(Extracted data entries)
>>>>
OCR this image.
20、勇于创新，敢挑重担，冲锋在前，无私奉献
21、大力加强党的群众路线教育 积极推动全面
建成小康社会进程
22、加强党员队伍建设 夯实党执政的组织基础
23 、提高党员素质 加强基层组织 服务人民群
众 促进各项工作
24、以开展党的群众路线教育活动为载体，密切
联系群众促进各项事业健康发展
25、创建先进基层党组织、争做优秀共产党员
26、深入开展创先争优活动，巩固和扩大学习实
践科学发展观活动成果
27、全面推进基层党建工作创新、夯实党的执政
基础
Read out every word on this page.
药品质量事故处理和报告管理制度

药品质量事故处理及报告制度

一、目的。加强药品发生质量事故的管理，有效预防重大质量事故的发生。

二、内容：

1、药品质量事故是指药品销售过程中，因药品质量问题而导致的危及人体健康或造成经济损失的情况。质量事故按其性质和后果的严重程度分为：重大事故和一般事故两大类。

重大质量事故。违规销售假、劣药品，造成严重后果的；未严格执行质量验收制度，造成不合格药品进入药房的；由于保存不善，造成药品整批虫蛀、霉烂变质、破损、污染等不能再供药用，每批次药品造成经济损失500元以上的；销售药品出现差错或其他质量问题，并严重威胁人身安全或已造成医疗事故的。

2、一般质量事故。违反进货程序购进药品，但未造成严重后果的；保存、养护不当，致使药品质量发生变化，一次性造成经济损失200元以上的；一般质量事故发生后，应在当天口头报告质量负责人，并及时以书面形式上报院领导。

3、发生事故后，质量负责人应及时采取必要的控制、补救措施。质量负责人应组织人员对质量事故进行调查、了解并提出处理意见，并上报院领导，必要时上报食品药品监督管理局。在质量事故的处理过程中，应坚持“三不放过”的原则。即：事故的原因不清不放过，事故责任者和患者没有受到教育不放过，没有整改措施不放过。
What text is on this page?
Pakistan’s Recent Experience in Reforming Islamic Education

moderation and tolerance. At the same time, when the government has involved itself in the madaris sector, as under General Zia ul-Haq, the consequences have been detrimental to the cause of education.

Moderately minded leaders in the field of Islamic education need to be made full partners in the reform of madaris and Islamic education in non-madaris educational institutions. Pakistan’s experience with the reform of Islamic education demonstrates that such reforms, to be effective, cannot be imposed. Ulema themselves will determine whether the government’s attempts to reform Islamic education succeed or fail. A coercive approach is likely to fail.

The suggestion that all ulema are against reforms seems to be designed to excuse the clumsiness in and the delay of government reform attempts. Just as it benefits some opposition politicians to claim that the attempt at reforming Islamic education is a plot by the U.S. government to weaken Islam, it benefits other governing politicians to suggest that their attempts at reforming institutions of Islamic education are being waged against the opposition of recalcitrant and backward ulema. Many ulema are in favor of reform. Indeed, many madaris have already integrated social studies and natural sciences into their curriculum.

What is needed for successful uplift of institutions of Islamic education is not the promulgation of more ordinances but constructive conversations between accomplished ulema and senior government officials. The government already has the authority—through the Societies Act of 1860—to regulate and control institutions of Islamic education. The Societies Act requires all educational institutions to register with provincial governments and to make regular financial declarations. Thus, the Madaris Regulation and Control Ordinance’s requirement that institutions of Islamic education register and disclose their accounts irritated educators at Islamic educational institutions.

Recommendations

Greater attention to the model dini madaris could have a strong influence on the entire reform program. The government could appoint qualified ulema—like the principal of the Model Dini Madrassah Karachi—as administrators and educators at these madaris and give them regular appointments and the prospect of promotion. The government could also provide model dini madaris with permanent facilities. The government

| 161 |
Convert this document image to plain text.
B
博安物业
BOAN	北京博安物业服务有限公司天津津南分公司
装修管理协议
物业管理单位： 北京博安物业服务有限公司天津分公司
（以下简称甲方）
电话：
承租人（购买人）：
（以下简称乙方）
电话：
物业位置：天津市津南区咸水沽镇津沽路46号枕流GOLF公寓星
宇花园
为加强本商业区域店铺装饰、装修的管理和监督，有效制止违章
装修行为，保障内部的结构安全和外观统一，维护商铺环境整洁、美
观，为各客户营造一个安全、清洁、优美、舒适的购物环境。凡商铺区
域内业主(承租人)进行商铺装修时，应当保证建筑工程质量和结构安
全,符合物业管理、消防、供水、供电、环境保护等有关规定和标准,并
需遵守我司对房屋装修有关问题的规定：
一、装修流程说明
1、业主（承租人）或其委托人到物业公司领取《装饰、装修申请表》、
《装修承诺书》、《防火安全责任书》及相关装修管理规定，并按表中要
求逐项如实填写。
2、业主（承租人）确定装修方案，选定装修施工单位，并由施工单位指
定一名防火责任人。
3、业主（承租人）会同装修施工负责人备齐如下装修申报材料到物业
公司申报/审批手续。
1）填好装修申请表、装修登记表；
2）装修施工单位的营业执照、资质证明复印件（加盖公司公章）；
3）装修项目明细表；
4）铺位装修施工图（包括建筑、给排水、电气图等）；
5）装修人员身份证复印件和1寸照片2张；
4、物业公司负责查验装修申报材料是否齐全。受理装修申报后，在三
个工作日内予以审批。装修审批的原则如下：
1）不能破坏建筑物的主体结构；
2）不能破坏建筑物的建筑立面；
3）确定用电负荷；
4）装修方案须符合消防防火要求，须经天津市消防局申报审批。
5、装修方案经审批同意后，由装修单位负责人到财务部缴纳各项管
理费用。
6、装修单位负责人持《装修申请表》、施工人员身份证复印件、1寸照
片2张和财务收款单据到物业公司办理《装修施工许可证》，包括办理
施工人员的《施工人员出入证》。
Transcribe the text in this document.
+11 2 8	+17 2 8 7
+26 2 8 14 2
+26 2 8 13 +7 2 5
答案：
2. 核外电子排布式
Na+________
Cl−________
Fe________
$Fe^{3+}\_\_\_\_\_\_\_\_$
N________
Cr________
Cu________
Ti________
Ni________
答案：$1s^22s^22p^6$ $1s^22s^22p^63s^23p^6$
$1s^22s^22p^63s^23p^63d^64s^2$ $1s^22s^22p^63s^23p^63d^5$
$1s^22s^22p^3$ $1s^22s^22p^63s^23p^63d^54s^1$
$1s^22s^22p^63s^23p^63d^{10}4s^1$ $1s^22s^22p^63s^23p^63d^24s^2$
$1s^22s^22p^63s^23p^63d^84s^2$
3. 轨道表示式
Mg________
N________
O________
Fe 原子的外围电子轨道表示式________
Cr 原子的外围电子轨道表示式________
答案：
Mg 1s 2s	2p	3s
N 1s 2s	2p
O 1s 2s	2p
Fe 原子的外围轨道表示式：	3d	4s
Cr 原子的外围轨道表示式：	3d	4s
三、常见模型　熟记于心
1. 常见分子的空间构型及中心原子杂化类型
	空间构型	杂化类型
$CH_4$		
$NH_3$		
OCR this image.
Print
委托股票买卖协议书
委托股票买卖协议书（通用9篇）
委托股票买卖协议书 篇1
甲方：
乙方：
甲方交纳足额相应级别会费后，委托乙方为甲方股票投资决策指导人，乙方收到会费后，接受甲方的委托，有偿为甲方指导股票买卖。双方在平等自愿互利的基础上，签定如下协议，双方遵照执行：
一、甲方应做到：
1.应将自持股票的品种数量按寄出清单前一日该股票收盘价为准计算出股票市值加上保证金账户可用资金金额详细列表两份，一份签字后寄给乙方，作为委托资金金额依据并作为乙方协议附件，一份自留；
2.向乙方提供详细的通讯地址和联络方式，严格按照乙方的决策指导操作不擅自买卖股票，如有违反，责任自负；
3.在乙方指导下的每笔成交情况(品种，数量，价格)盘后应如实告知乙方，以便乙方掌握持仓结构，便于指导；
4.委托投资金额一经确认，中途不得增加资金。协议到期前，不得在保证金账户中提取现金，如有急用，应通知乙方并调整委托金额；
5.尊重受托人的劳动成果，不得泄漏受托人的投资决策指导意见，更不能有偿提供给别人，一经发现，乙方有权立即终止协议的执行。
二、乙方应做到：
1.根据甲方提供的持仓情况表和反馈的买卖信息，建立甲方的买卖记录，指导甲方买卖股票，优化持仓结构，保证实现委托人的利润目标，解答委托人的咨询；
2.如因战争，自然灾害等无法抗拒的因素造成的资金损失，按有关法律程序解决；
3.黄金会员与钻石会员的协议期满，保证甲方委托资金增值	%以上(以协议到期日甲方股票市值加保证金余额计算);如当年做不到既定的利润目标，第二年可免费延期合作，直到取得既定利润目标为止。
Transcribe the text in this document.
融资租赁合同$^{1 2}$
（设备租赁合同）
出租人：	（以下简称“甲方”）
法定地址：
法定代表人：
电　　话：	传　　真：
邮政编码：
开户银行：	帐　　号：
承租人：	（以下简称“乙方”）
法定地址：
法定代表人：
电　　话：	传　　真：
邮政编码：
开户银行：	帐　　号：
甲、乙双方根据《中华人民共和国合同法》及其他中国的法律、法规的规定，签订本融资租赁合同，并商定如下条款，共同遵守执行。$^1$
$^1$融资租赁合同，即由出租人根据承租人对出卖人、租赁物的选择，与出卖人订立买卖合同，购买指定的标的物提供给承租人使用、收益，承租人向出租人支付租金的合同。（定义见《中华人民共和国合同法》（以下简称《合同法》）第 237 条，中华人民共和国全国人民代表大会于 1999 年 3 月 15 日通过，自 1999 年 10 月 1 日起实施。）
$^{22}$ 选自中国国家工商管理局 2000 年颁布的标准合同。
<<<<
__The request__: Find each line holding the word "text" and copy it.

__Final result__:
What text is on this page?
Convert this document image to plain text.
Transcribe the text in this document.
Transcribe the text in this document.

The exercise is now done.